Problem to work on: Every entry below should be printed exactly, without its images.

Records provided:
* * *
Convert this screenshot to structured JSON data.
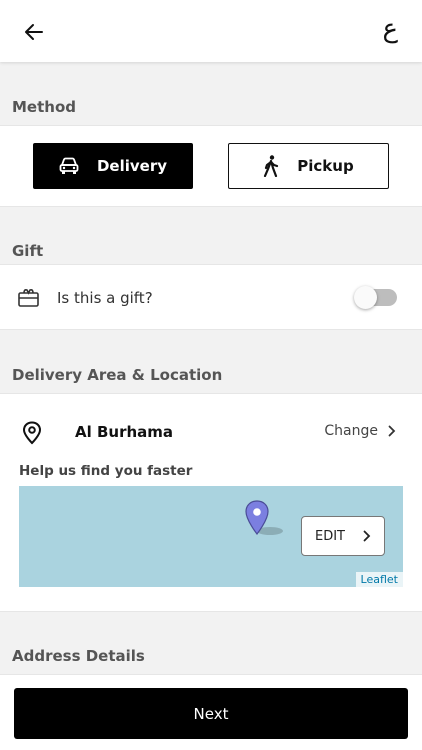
{
  "header": {
    "back_icon": "arrow-left-icon",
    "language_toggle": "ع"
  },
  "method": {
    "label": "Method",
    "options": [
      {
        "label": "Delivery",
        "icon": "car-icon",
        "selected": true
      },
      {
        "label": "Pickup",
        "icon": "walking-person-icon",
        "selected": false
      }
    ]
  },
  "gift": {
    "label": "Gift",
    "question": "Is this a gift?",
    "icon": "gift-box-icon",
    "enabled": false
  },
  "delivery": {
    "label": "Delivery Area & Location",
    "area": "Al Burhama",
    "change_label": "Change",
    "help_text": "Help us find you faster",
    "map": {
      "edit_label": "EDIT",
      "attribution": "Leaflet",
      "water_color": "#aad3df",
      "marker_color": "#7b7fe0"
    }
  },
  "address": {
    "label": "Address Details"
  },
  "footer": {
    "next_label": "Next"
  },
  "colors": {
    "primary": "#000000",
    "background": "#f2f2f2",
    "toggle_off": "#bdbdbd"
  }
}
* * *
Solution for this exercise:
Convert this screenshot to structured JSON data.
{
  "header": {
    "back_icon": "arrow-left-icon",
    "language_toggle": "ع"
  },
  "method": {
    "label": "Method",
    "options": [
      {
        "label": "Delivery",
        "icon": "car-icon",
        "selected": true
      },
      {
        "label": "Pickup",
        "icon": "walking-person-icon",
        "selected": false
      }
    ]
  },
  "gift": {
    "label": "Gift",
    "question": "Is this a gift?",
    "icon": "gift-box-icon",
    "enabled": false
  },
  "delivery": {
    "label": "Delivery Area & Location",
    "area": "Al Burhama",
    "change_label": "Change",
    "help_text": "Help us find you faster",
    "map": {
      "edit_label": "EDIT",
      "attribution": "Leaflet",
      "water_color": "#aad3df",
      "marker_color": "#7b7fe0"
    }
  },
  "address": {
    "label": "Address Details"
  },
  "footer": {
    "next_label": "Next"
  },
  "colors": {
    "primary": "#000000",
    "background": "#f2f2f2",
    "toggle_off": "#bdbdbd"
  }
}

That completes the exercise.